# ANGEZEIGTER TEXTAUSZUG:

MdEP Helmut Scholz (LINKE), Mitglied der Delegation für die Beziehungen zu den Vereinigten Staaten und des Transatlantischen Gesetzgeberdialogs, zum Ausgang der Präsidentschaftswahlen in den USA:
„Der Ausgang der Wahlen in den USA bleibt vorerst offen. Alle sollten ruhig bleiben, Geduld zeigen und den demokratischen Ablauf respektieren.“ mahnt der Außenpolitiker Helmut Scholz, im Europaparlament in der Delegation für die Beziehungen mit den USA engagiert.

# DATENSÄTZE:

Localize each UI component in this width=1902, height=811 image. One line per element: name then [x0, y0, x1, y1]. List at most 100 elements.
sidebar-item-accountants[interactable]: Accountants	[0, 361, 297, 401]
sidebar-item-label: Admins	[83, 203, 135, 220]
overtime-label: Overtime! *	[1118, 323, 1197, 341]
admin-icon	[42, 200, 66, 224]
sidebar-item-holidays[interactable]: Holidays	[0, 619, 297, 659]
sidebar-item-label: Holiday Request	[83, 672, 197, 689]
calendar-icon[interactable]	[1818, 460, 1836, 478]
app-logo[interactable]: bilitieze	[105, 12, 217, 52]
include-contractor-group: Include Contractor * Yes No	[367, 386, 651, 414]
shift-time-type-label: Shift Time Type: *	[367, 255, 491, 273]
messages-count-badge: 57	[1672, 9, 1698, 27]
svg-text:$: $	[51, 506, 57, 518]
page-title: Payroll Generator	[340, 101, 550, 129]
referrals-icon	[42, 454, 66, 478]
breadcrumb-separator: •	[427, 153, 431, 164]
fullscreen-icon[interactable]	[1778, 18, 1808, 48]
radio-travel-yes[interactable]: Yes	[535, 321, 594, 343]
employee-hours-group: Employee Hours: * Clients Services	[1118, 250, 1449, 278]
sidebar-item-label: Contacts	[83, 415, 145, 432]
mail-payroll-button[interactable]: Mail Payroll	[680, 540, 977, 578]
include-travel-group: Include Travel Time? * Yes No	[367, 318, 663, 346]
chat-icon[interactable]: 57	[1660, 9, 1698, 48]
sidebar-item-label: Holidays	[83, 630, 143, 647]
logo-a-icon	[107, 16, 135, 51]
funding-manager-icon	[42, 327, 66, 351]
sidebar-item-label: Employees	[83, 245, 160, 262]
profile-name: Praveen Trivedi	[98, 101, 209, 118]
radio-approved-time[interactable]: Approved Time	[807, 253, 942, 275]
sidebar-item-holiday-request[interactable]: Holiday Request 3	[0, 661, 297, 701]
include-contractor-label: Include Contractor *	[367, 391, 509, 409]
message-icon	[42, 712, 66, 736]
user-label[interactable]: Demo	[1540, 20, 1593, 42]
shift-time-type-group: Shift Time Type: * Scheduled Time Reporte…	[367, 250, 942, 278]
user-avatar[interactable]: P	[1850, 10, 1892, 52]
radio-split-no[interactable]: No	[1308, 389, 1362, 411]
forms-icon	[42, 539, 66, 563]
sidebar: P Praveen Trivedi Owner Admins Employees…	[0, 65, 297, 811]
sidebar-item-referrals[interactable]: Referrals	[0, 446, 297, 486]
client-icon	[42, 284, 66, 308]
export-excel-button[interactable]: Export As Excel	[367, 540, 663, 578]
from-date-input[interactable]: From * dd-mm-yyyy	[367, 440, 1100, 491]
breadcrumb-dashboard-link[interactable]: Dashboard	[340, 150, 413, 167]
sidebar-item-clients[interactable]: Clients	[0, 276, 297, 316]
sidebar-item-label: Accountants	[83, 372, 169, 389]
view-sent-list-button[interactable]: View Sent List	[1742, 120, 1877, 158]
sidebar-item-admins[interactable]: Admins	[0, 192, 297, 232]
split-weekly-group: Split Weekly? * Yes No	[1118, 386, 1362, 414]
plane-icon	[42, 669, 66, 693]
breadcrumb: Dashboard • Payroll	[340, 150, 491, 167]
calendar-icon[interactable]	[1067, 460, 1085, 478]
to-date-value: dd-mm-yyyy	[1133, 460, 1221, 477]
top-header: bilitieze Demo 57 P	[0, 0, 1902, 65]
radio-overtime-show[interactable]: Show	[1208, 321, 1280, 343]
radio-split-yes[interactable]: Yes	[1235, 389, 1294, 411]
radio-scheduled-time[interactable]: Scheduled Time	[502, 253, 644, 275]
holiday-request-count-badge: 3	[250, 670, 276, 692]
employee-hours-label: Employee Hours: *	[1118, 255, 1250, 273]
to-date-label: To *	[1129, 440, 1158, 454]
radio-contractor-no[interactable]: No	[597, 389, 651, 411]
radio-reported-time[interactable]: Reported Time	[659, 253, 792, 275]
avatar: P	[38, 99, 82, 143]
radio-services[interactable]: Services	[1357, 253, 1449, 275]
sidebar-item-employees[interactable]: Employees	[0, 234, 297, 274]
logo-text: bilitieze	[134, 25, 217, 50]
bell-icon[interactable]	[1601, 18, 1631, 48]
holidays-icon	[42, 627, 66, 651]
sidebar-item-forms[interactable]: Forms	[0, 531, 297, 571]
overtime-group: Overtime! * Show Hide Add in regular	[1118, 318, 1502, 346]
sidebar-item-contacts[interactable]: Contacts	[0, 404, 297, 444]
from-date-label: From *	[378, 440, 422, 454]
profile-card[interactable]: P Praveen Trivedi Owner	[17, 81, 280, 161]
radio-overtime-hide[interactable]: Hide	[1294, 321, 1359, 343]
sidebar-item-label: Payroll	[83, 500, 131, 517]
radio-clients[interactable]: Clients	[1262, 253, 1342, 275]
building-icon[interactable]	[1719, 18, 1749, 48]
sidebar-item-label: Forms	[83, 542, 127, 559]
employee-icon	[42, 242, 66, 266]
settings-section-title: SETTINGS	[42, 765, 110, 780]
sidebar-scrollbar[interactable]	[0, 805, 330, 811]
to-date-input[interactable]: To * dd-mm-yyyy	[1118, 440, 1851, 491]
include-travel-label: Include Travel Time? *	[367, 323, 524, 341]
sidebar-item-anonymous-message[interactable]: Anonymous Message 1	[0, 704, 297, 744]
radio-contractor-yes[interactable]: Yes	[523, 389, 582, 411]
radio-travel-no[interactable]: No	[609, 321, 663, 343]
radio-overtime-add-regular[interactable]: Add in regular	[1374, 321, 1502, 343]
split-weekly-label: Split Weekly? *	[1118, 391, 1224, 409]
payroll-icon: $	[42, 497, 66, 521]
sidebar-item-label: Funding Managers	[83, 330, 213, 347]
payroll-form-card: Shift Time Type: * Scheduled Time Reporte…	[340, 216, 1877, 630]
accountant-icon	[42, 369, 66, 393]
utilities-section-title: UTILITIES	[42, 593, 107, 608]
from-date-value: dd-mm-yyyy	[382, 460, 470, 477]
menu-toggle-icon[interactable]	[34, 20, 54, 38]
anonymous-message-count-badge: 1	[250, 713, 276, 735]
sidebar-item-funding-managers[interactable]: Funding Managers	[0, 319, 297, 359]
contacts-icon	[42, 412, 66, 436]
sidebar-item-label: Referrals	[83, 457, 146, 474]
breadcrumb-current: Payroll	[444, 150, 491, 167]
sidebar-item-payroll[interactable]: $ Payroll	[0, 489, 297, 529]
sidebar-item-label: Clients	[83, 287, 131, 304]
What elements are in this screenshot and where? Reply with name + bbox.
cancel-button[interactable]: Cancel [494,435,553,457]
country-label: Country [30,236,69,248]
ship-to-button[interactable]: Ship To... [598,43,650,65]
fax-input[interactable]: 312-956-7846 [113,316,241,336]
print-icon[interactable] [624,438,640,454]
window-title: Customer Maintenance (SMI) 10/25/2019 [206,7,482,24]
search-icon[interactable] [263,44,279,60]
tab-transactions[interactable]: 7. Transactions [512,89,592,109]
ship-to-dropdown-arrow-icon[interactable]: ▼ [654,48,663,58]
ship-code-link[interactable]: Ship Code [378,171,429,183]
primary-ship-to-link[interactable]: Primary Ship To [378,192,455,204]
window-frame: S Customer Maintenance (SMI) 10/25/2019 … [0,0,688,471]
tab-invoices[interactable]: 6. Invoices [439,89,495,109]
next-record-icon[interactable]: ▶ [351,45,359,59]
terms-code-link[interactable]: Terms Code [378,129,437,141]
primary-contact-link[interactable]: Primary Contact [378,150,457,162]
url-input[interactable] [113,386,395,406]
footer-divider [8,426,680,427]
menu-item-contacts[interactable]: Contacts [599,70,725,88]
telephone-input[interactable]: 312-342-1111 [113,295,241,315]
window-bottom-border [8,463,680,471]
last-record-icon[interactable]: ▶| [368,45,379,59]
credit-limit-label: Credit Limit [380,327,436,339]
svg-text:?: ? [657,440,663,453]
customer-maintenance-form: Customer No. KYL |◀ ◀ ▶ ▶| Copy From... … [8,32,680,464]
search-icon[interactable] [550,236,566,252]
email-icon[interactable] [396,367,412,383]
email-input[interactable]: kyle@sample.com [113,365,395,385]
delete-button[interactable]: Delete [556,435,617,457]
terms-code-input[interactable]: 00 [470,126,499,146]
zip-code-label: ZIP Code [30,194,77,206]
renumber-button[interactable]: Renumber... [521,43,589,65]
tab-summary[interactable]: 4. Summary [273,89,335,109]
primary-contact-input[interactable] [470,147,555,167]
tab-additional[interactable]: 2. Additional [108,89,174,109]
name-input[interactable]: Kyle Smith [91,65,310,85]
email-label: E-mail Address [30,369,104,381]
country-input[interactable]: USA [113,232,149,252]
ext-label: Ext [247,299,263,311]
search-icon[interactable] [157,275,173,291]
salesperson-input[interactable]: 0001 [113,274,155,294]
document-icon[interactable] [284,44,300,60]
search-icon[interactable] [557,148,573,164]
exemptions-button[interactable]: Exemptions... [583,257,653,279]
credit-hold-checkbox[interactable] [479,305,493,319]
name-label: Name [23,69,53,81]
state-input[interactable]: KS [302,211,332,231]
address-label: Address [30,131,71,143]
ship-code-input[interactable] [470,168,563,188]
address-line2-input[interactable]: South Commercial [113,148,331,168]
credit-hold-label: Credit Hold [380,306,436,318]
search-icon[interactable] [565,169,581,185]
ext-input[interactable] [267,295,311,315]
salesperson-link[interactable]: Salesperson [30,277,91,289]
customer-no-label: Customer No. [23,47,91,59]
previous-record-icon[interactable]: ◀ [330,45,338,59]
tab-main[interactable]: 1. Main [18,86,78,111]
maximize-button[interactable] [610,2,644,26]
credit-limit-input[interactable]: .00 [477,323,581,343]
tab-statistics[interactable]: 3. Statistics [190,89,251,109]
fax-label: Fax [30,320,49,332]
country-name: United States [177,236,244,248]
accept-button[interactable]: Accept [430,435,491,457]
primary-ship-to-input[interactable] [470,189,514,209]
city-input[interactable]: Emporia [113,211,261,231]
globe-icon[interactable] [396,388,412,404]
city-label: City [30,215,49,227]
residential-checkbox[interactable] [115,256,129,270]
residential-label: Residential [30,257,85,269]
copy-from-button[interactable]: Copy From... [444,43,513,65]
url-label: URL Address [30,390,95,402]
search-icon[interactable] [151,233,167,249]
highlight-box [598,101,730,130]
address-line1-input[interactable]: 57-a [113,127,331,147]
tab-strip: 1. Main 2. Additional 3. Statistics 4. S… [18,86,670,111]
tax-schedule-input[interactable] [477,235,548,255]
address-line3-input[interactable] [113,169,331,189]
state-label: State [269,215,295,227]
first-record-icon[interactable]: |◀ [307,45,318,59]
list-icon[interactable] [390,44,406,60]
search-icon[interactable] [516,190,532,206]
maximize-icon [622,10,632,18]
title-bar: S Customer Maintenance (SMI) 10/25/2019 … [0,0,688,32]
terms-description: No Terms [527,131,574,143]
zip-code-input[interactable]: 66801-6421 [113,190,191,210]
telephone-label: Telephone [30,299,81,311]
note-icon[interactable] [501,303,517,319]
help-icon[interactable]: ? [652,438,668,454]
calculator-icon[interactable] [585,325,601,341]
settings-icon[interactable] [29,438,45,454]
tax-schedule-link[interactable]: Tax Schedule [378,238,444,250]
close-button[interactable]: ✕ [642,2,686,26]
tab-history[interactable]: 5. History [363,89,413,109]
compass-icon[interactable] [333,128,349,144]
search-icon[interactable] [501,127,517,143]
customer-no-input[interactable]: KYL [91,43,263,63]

# AUFGABENSTELLUNG:
Was sollten laut Helmut Scholz im Textauszug zur US-Präsidentschaftswahl alle tun?

# LÖSUNG:
Alle sollten ruhig bleiben, Geduld zeigen und den demokratischen Ablauf respektieren.